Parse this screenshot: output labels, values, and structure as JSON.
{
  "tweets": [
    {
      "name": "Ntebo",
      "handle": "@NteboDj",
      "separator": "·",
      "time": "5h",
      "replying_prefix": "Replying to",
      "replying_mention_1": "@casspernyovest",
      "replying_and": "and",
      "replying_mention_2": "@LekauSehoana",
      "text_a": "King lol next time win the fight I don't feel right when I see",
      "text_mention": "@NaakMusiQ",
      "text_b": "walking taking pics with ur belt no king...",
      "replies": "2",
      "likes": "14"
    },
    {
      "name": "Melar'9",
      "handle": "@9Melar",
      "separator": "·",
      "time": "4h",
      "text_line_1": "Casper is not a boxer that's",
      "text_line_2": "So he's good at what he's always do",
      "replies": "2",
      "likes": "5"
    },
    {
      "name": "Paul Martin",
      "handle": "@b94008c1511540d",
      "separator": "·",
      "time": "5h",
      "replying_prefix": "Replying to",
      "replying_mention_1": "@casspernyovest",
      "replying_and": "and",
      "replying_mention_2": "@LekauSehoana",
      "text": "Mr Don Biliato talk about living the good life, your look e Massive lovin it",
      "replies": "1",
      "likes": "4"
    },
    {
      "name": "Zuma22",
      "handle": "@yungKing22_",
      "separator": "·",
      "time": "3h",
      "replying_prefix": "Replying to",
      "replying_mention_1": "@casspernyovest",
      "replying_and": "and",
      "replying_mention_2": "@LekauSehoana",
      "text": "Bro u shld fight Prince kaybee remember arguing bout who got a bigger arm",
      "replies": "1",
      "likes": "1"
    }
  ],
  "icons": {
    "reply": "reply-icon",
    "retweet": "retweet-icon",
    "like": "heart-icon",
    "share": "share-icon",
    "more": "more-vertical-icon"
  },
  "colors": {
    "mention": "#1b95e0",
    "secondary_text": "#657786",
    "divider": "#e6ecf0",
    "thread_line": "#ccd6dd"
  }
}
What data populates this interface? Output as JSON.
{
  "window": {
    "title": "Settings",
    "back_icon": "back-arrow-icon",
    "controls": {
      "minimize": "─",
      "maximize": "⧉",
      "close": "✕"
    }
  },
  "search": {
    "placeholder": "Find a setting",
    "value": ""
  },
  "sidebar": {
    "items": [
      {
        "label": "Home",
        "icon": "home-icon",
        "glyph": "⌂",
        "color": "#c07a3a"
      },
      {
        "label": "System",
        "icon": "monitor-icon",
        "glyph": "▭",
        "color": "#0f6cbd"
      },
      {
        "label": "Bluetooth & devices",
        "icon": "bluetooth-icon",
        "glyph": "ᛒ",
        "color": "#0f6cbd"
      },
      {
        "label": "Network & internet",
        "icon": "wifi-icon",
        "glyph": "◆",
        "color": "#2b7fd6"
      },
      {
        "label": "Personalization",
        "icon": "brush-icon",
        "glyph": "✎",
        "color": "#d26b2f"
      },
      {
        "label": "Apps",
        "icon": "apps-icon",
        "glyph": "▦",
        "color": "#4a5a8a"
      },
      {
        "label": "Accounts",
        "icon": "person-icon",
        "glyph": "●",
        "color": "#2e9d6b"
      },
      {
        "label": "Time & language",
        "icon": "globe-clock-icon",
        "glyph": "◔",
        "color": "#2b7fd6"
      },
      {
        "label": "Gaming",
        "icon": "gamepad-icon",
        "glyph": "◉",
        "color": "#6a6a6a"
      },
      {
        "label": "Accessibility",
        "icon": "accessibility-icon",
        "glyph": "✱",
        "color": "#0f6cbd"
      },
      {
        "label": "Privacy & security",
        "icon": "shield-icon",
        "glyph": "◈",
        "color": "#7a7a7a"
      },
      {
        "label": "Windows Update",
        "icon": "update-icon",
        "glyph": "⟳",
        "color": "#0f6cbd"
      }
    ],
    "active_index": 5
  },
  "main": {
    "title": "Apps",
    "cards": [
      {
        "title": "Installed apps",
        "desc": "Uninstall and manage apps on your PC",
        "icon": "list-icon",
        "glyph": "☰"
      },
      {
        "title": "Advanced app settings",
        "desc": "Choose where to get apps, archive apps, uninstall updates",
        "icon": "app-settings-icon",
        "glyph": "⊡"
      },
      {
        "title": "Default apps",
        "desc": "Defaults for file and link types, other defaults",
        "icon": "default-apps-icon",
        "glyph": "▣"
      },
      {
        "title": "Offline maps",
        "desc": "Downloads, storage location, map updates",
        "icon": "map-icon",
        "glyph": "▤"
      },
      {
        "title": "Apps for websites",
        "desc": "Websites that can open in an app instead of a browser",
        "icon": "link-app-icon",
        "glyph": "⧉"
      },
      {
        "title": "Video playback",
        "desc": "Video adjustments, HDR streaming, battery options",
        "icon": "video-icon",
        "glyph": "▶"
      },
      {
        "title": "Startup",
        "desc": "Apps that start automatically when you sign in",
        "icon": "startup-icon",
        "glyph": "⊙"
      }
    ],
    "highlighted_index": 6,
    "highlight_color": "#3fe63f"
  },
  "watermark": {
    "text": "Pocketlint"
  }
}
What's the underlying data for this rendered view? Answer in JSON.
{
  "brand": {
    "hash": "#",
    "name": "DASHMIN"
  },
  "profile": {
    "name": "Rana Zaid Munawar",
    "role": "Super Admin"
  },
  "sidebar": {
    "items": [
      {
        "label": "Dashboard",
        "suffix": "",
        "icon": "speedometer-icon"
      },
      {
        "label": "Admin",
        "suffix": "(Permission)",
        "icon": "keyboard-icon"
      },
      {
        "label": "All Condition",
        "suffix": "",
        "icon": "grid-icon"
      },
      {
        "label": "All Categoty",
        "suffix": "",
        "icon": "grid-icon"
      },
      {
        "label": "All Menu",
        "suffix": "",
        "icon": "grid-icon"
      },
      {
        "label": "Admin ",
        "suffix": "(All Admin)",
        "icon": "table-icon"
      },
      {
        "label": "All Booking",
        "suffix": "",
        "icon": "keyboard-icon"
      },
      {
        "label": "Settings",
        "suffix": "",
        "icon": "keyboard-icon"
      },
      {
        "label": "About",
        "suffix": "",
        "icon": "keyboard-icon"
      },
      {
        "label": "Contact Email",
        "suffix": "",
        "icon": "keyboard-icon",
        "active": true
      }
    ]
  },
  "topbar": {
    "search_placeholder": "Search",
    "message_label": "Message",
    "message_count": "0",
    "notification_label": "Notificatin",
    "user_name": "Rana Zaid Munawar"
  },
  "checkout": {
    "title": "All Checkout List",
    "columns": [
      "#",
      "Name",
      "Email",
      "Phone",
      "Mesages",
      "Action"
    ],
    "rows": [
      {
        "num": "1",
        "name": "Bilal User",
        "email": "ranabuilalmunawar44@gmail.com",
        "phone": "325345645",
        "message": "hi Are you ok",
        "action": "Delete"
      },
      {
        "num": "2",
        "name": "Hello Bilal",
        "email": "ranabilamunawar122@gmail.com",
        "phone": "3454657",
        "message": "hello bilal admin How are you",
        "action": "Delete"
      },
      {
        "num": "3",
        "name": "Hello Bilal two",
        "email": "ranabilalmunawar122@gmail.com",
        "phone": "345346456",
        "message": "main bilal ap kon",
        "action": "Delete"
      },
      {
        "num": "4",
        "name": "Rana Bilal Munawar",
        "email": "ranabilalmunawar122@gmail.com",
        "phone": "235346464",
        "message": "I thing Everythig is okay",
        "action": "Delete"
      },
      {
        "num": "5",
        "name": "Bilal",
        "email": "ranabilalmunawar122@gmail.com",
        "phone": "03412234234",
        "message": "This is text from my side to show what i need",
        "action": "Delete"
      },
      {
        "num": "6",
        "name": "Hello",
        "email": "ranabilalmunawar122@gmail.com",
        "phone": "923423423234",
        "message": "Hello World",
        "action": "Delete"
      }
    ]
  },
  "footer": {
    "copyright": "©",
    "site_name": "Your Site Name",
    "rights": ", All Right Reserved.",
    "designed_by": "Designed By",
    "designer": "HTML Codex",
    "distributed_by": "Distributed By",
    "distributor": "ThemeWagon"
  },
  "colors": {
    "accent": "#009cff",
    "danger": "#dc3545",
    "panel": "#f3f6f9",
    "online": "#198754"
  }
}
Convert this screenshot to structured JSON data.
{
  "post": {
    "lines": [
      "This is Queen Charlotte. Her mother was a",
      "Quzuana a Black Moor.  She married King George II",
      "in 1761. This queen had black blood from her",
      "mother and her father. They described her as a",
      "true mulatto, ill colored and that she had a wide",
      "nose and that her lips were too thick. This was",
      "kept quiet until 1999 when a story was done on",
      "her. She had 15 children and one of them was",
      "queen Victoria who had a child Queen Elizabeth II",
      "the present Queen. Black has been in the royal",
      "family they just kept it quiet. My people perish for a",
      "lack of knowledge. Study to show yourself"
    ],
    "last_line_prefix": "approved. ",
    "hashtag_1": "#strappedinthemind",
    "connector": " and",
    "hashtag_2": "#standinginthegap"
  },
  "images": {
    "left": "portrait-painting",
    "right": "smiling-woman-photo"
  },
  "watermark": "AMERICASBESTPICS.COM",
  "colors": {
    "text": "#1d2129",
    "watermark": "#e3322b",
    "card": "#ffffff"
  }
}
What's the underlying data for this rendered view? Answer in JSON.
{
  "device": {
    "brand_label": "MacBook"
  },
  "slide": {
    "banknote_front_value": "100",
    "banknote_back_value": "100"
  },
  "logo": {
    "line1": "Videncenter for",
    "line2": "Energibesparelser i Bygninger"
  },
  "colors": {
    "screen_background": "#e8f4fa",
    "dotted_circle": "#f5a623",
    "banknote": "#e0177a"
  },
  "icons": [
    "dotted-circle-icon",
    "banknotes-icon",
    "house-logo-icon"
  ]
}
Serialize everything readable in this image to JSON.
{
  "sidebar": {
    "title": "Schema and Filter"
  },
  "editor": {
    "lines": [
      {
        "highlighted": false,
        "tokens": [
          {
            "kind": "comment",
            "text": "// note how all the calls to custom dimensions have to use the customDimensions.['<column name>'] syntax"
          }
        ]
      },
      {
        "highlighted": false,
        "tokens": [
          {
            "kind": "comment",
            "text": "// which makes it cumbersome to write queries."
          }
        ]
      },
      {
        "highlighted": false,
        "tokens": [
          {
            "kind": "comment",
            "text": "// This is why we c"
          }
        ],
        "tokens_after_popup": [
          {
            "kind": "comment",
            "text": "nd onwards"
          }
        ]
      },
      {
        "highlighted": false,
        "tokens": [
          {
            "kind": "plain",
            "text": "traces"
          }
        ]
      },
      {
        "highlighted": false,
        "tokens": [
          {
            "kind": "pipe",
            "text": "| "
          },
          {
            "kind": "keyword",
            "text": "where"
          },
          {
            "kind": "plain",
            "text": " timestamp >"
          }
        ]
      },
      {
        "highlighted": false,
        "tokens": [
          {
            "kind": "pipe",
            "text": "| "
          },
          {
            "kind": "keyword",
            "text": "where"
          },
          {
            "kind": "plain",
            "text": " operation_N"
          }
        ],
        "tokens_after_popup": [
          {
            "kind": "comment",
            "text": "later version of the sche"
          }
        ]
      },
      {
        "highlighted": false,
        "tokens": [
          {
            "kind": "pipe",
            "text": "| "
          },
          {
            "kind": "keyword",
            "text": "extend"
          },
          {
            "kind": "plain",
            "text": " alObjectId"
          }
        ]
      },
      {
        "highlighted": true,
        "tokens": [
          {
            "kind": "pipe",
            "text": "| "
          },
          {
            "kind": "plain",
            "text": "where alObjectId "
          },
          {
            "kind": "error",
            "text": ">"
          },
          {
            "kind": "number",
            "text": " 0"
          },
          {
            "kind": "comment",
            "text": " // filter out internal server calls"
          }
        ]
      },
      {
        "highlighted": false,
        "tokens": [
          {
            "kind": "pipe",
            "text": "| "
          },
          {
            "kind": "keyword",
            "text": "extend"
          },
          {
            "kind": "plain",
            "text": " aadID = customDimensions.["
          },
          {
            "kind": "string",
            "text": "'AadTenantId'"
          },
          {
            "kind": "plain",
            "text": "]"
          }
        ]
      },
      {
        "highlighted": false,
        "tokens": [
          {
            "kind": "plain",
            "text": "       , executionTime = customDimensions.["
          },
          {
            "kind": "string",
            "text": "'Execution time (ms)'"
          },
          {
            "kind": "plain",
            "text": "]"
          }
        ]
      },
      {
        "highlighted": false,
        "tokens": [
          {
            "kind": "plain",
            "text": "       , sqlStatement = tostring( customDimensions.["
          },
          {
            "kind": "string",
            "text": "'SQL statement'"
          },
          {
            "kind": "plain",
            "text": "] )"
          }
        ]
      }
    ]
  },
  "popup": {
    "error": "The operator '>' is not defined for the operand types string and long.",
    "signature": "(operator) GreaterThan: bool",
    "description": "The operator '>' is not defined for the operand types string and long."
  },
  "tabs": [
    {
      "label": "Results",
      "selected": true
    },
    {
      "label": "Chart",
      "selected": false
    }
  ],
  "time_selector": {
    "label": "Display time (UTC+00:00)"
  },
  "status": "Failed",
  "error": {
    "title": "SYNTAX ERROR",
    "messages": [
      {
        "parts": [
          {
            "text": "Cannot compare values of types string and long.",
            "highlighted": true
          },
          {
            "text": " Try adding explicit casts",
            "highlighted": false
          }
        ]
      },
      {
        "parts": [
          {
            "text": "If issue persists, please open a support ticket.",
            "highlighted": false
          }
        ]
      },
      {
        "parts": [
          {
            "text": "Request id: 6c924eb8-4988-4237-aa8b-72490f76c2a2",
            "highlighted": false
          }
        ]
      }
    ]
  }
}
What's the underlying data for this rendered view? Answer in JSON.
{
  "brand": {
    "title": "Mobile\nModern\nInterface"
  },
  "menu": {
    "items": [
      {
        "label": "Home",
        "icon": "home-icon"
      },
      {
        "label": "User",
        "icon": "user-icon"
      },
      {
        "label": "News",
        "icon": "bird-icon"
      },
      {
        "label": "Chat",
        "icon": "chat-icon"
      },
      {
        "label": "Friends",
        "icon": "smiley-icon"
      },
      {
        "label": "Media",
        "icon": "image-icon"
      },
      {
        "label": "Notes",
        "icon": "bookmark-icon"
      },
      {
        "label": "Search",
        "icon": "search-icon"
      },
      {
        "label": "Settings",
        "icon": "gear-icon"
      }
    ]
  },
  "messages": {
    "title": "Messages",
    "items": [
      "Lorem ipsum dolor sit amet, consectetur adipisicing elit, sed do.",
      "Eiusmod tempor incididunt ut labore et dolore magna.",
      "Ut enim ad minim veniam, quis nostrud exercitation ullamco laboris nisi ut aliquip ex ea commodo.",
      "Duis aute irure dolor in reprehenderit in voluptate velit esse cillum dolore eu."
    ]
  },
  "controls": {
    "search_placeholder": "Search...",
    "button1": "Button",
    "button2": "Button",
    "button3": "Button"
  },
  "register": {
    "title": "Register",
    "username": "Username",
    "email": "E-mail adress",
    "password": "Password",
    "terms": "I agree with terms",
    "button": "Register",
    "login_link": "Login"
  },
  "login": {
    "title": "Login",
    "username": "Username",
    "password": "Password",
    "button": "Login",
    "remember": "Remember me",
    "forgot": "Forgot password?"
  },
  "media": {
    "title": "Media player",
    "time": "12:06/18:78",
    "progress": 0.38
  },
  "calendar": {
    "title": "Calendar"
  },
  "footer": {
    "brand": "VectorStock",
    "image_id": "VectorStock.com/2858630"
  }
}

WORK TO DO
Count every line in the listing above that holds "good", then report only the count.

SOLUTION TO THIS EXERCISE
2